--- Start ---
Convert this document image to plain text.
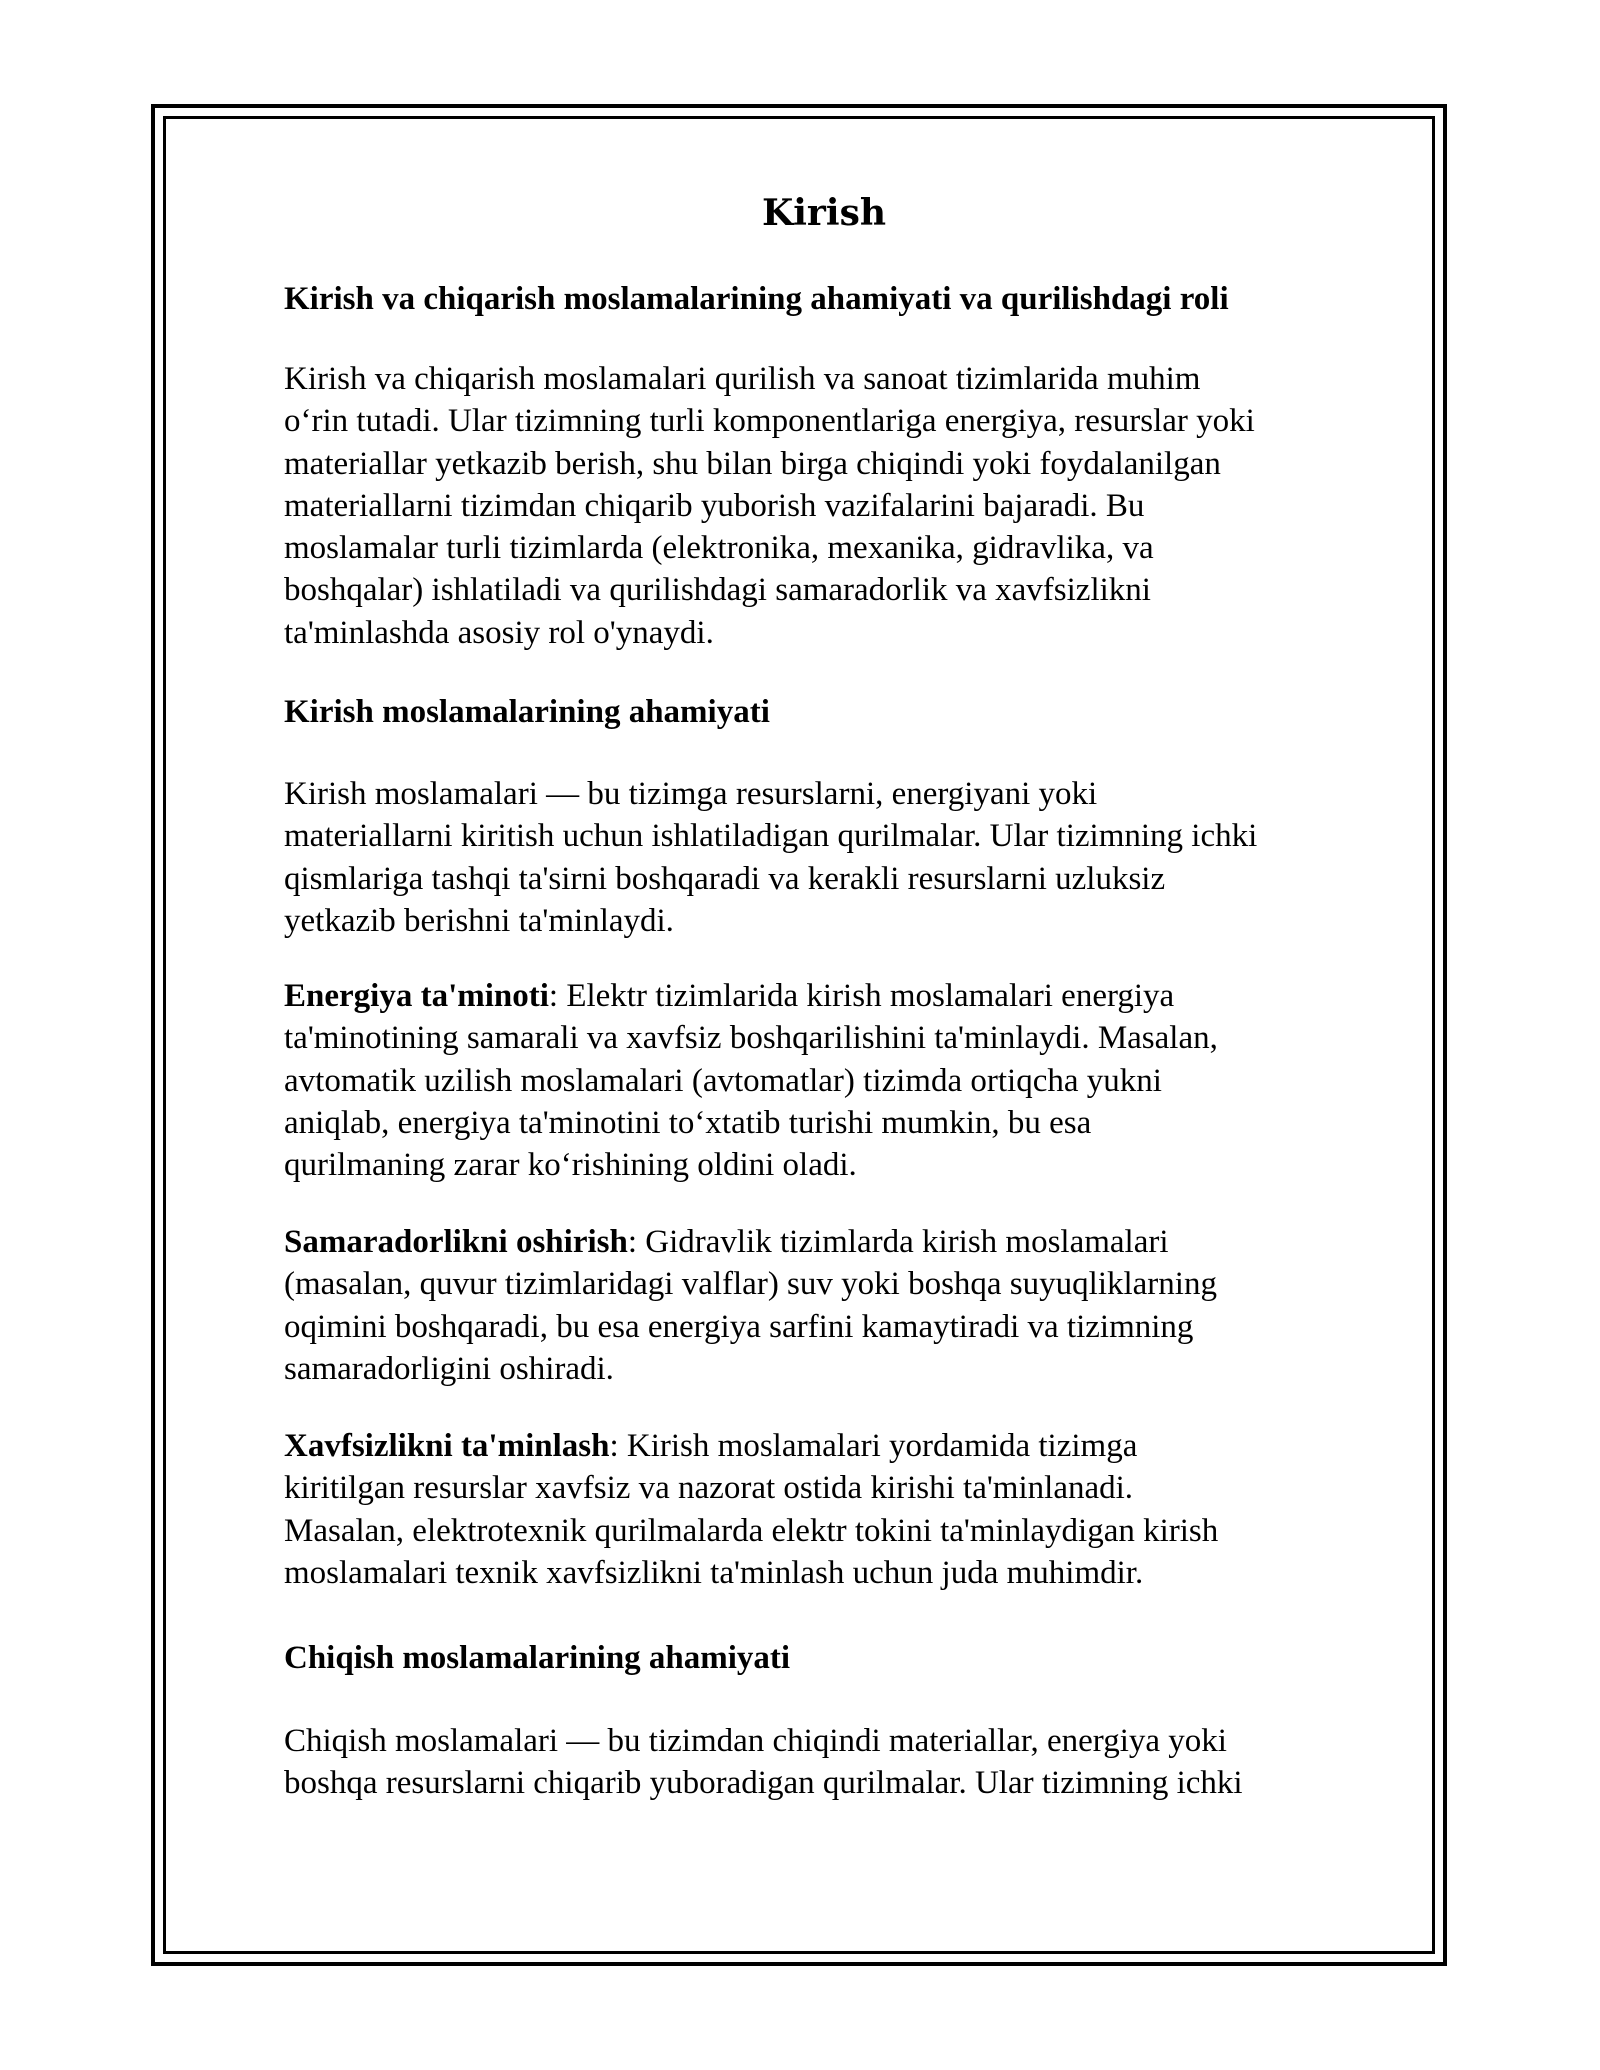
Kirish
Kirish va chiqarish moslamalarining ahamiyati va qurilishdagi roli

Kirish va chiqarish moslamalari qurilish va sanoat tizimlarida muhim
o‘rin tutadi. Ular tizimning turli komponentlariga energiya, resurslar yoki
materiallar yetkazib berish, shu bilan birga chiqindi yoki foydalanilgan
materiallarni tizimdan chiqarib yuborish vazifalarini bajaradi. Bu
moslamalar turli tizimlarda (elektronika, mexanika, gidravlika, va
boshqalar) ishlatiladi va qurilishdagi samaradorlik va xavfsizlikni
ta'minlashda asosiy rol o'ynaydi.

Kirish moslamalarining ahamiyati

Kirish moslamalari — bu tizimga resurslarni, energiyani yoki
materiallarni kiritish uchun ishlatiladigan qurilmalar. Ular tizimning ichki
qismlariga tashqi ta'sirni boshqaradi va kerakli resurslarni uzluksiz
yetkazib berishni ta'minlaydi.

Energiya ta'minoti: Elektr tizimlarida kirish moslamalari energiya
ta'minotining samarali va xavfsiz boshqarilishini ta'minlaydi. Masalan,
avtomatik uzilish moslamalari (avtomatlar) tizimda ortiqcha yukni
aniqlab, energiya ta'minotini to‘xtatib turishi mumkin, bu esa
qurilmaning zarar ko‘rishining oldini oladi.

Samaradorlikni oshirish: Gidravlik tizimlarda kirish moslamalari
(masalan, quvur tizimlaridagi valflar) suv yoki boshqa suyuqliklarning
oqimini boshqaradi, bu esa energiya sarfini kamaytiradi va tizimning
samaradorligini oshiradi.

Xavfsizlikni ta'minlash: Kirish moslamalari yordamida tizimga
kiritilgan resurslar xavfsiz va nazorat ostida kirishi ta'minlanadi.
Masalan, elektrotexnik qurilmalarda elektr tokini ta'minlaydigan kirish
moslamalari texnik xavfsizlikni ta'minlash uchun juda muhimdir.

Chiqish moslamalarining ahamiyati

Chiqish moslamalari — bu tizimdan chiqindi materiallar, energiya yoki
boshqa resurslarni chiqarib yuboradigan qurilmalar. Ular tizimning ichki
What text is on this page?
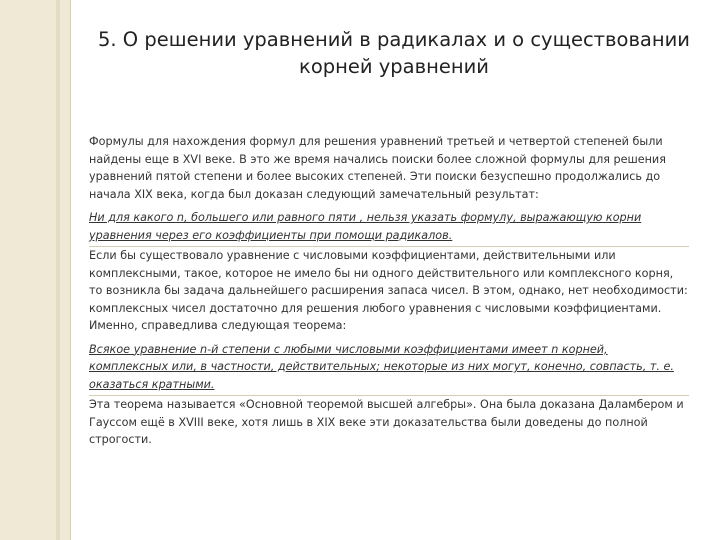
5. О решении уравнений в радикалах и о существовании
корней уравнений

Формулы для нахождения формул для решения уравнений третьей и четвертой степеней были найдены еще в XVI веке. В это же время начались поиски более сложной формулы для решения уравнений пятой степени и более высоких степеней. Эти поиски безуспешно продолжались до начала XIX века, когда был доказан следующий замечательный результат:

Ни для какого n, большего или равного пяти , нельзя указать формулу, выражающую корни уравнения через его коэффициенты при помощи радикалов.

Если бы существовало уравнение с числовыми коэффициентами, действительными или комплексными, такое, которое не имело бы ни одного действительного или комплексного корня, то возникла бы задача дальнейшего расширения запаса чисел. В этом, однако, нет необходимости: комплексных чисел достаточно для решения любого уравнения с числовыми коэффициентами. Именно, справедлива следующая теорема:

Всякое уравнение n-й степени с любыми числовыми коэффициентами имеет n корней, комплексных или, в частности, действительных; некоторые из них могут, конечно, совпасть, т. е. оказаться кратными.

Эта теорема называется «Основной теоремой высшей алгебры». Она была доказана Даламбером и Гауссом ещё в XVIII веке, хотя лишь в XIX веке эти доказательства были доведены до полной строгости.
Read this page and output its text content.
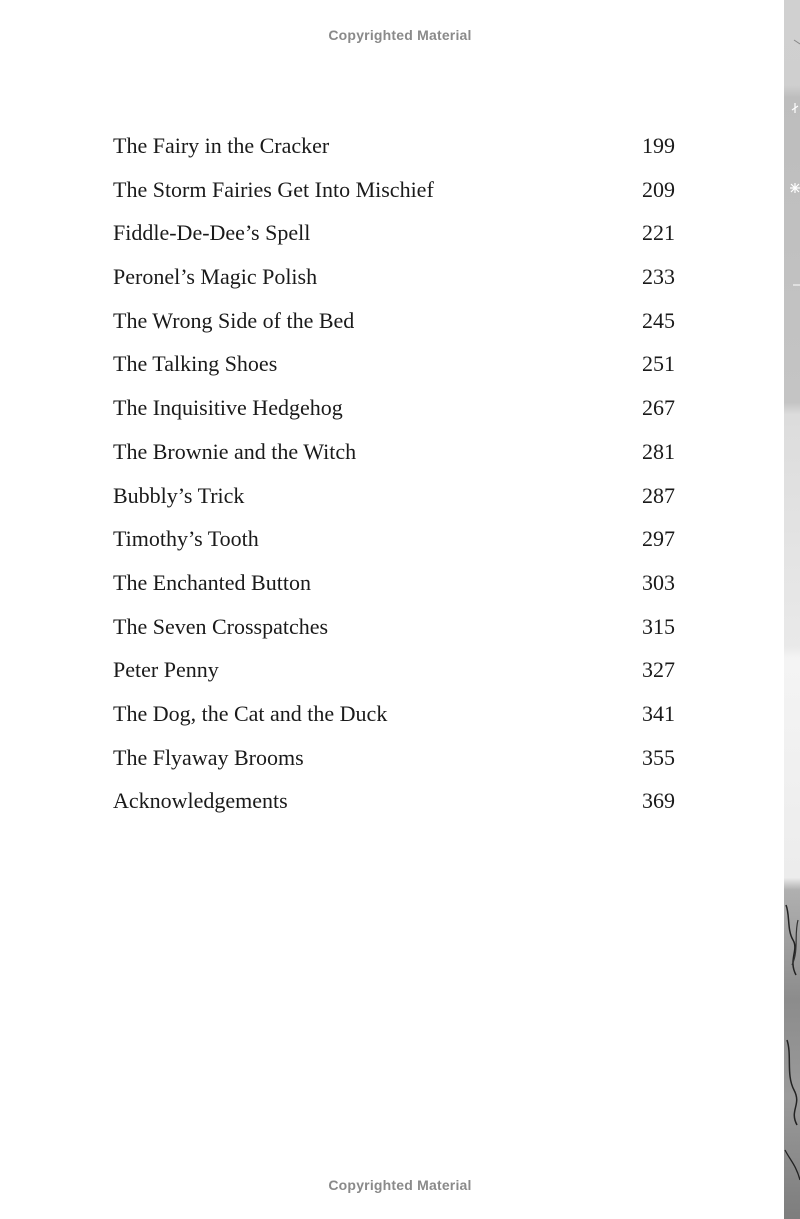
Copyrighted Material
The Fairy in the Cracker	199
The Storm Fairies Get Into Mischief	209
Fiddle-De-Dee’s Spell	221
Peronel’s Magic Polish	233
The Wrong Side of the Bed	245
The Talking Shoes	251
The Inquisitive Hedgehog	267
The Brownie and the Witch	281
Bubbly’s Trick	287
Timothy’s Tooth	297
The Enchanted Button	303
The Seven Crosspatches	315
Peter Penny	327
The Dog, the Cat and the Duck	341
The Flyaway Brooms	355
Acknowledgements	369
Copyrighted Material
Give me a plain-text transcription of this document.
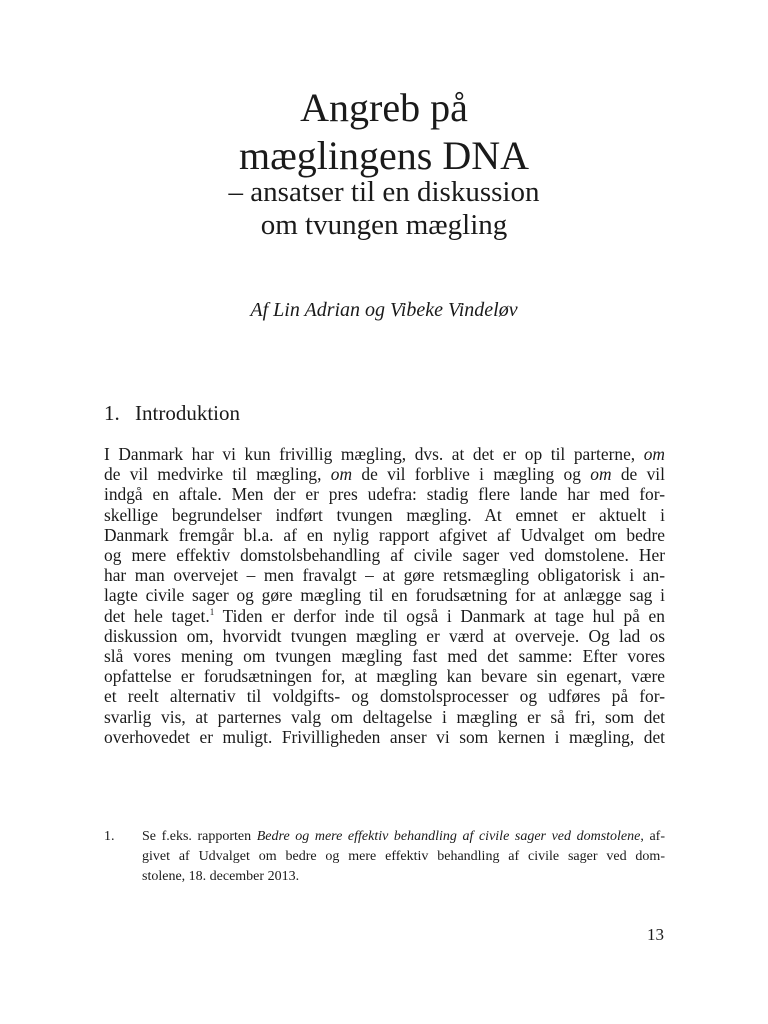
Angreb på
mæglingens DNA
– ansatser til en diskussion
om tvungen mægling

Af Lin Adrian og Vibeke Vindeløv

1. Introduktion
I Danmark har vi kun frivillig mægling, dvs. at det er op til parterne, om
de vil medvirke til mægling, om de vil forblive i mægling og om de vil
indgå en aftale. Men der er pres udefra: stadig flere lande har med for-
skellige begrundelser indført tvungen mægling. At emnet er aktuelt i
Danmark fremgår bl.a. af en nylig rapport afgivet af Udvalget om bedre
og mere effektiv domstolsbehandling af civile sager ved domstolene. Her
har man overvejet – men fravalgt – at gøre retsmægling obligatorisk i an-
lagte civile sager og gøre mægling til en forudsætning for at anlægge sag i
det hele taget.$^1$ Tiden er derfor inde til også i Danmark at tage hul på en
diskussion om, hvorvidt tvungen mægling er værd at overveje. Og lad os
slå vores mening om tvungen mægling fast med det samme: Efter vores
opfattelse er forudsætningen for, at mægling kan bevare sin egenart, være
et reelt alternativ til voldgifts- og domstolsprocesser og udføres på for-
svarlig vis, at parternes valg om deltagelse i mægling er så fri, som det
overhovedet er muligt. Frivilligheden anser vi som kernen i mægling, det
1. Se f.eks. rapporten Bedre og mere effektiv behandling af civile sager ved domstolene, af-
givet af Udvalget om bedre og mere effektiv behandling af civile sager ved dom-
stolene, 18. december 2013.
13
--- End ---
YOUR INSTRUCTIONS>
Transcribe the records above exactly, leaving out every picture.

REPLY>
Convert this document image to plain text.
Kirish
Kirish va chiqarish moslamalarining ahamiyati va qurilishdagi roli

Kirish va chiqarish moslamalari qurilish va sanoat tizimlarida muhim
o‘rin tutadi. Ular tizimning turli komponentlariga energiya, resurslar yoki
materiallar yetkazib berish, shu bilan birga chiqindi yoki foydalanilgan
materiallarni tizimdan chiqarib yuborish vazifalarini bajaradi. Bu
moslamalar turli tizimlarda (elektronika, mexanika, gidravlika, va
boshqalar) ishlatiladi va qurilishdagi samaradorlik va xavfsizlikni
ta'minlashda asosiy rol o'ynaydi.

Kirish moslamalarining ahamiyati

Kirish moslamalari — bu tizimga resurslarni, energiyani yoki
materiallarni kiritish uchun ishlatiladigan qurilmalar. Ular tizimning ichki
qismlariga tashqi ta'sirni boshqaradi va kerakli resurslarni uzluksiz
yetkazib berishni ta'minlaydi.

Energiya ta'minoti: Elektr tizimlarida kirish moslamalari energiya
ta'minotining samarali va xavfsiz boshqarilishini ta'minlaydi. Masalan,
avtomatik uzilish moslamalari (avtomatlar) tizimda ortiqcha yukni
aniqlab, energiya ta'minotini to‘xtatib turishi mumkin, bu esa
qurilmaning zarar ko‘rishining oldini oladi.

Samaradorlikni oshirish: Gidravlik tizimlarda kirish moslamalari
(masalan, quvur tizimlaridagi valflar) suv yoki boshqa suyuqliklarning
oqimini boshqaradi, bu esa energiya sarfini kamaytiradi va tizimning
samaradorligini oshiradi.

Xavfsizlikni ta'minlash: Kirish moslamalari yordamida tizimga
kiritilgan resurslar xavfsiz va nazorat ostida kirishi ta'minlanadi.
Masalan, elektrotexnik qurilmalarda elektr tokini ta'minlaydigan kirish
moslamalari texnik xavfsizlikni ta'minlash uchun juda muhimdir.

Chiqish moslamalarining ahamiyati

Chiqish moslamalari — bu tizimdan chiqindi materiallar, energiya yoki
boshqa resurslarni chiqarib yuboradigan qurilmalar. Ular tizimning ichki
What text is on this page?
5. О решении уравнений в радикалах и о существовании
корней уравнений

Формулы для нахождения формул для решения уравнений третьей и четвертой степеней были найдены еще в XVI веке. В это же время начались поиски более сложной формулы для решения уравнений пятой степени и более высоких степеней. Эти поиски безуспешно продолжались до начала XIX века, когда был доказан следующий замечательный результат:

Ни для какого n, большего или равного пяти , нельзя указать формулу, выражающую корни уравнения через его коэффициенты при помощи радикалов.

Если бы существовало уравнение с числовыми коэффициентами, действительными или комплексными, такое, которое не имело бы ни одного действительного или комплексного корня, то возникла бы задача дальнейшего расширения запаса чисел. В этом, однако, нет необходимости: комплексных чисел достаточно для решения любого уравнения с числовыми коэффициентами. Именно, справедлива следующая теорема:

Всякое уравнение n-й степени с любыми числовыми коэффициентами имеет n корней, комплексных или, в частности, действительных; некоторые из них могут, конечно, совпасть, т. е. оказаться кратными.

Эта теорема называется «Основной теоремой высшей алгебры». Она была доказана Даламбером и Гауссом ещё в XVIII веке, хотя лишь в XIX веке эти доказательства были доведены до полной строгости.
Read this page and output its text content.
Copyrighted Material
The Fairy in the Cracker	199
The Storm Fairies Get Into Mischief	209
Fiddle-De-Dee’s Spell	221
Peronel’s Magic Polish	233
The Wrong Side of the Bed	245
The Talking Shoes	251
The Inquisitive Hedgehog	267
The Brownie and the Witch	281
Bubbly’s Trick	287
Timothy’s Tooth	297
The Enchanted Button	303
The Seven Crosspatches	315
Peter Penny	327
The Dog, the Cat and the Duck	341
The Flyaway Brooms	355
Acknowledgements	369
Copyrighted Material
Give me a plain-text transcription of this document.
Angreb på
mæglingens DNA
– ansatser til en diskussion
om tvungen mægling

Af Lin Adrian og Vibeke Vindeløv

1. Introduktion
I Danmark har vi kun frivillig mægling, dvs. at det er op til parterne, om
de vil medvirke til mægling, om de vil forblive i mægling og om de vil
indgå en aftale. Men der er pres udefra: stadig flere lande har med for-
skellige begrundelser indført tvungen mægling. At emnet er aktuelt i
Danmark fremgår bl.a. af en nylig rapport afgivet af Udvalget om bedre
og mere effektiv domstolsbehandling af civile sager ved domstolene. Her
har man overvejet – men fravalgt – at gøre retsmægling obligatorisk i an-
lagte civile sager og gøre mægling til en forudsætning for at anlægge sag i
det hele taget.$^1$ Tiden er derfor inde til også i Danmark at tage hul på en
diskussion om, hvorvidt tvungen mægling er værd at overveje. Og lad os
slå vores mening om tvungen mægling fast med det samme: Efter vores
opfattelse er forudsætningen for, at mægling kan bevare sin egenart, være
et reelt alternativ til voldgifts- og domstolsprocesser og udføres på for-
svarlig vis, at parternes valg om deltagelse i mægling er så fri, som det
overhovedet er muligt. Frivilligheden anser vi som kernen i mægling, det
1. Se f.eks. rapporten Bedre og mere effektiv behandling af civile sager ved domstolene, af-
givet af Udvalget om bedre og mere effektiv behandling af civile sager ved dom-
stolene, 18. december 2013.
13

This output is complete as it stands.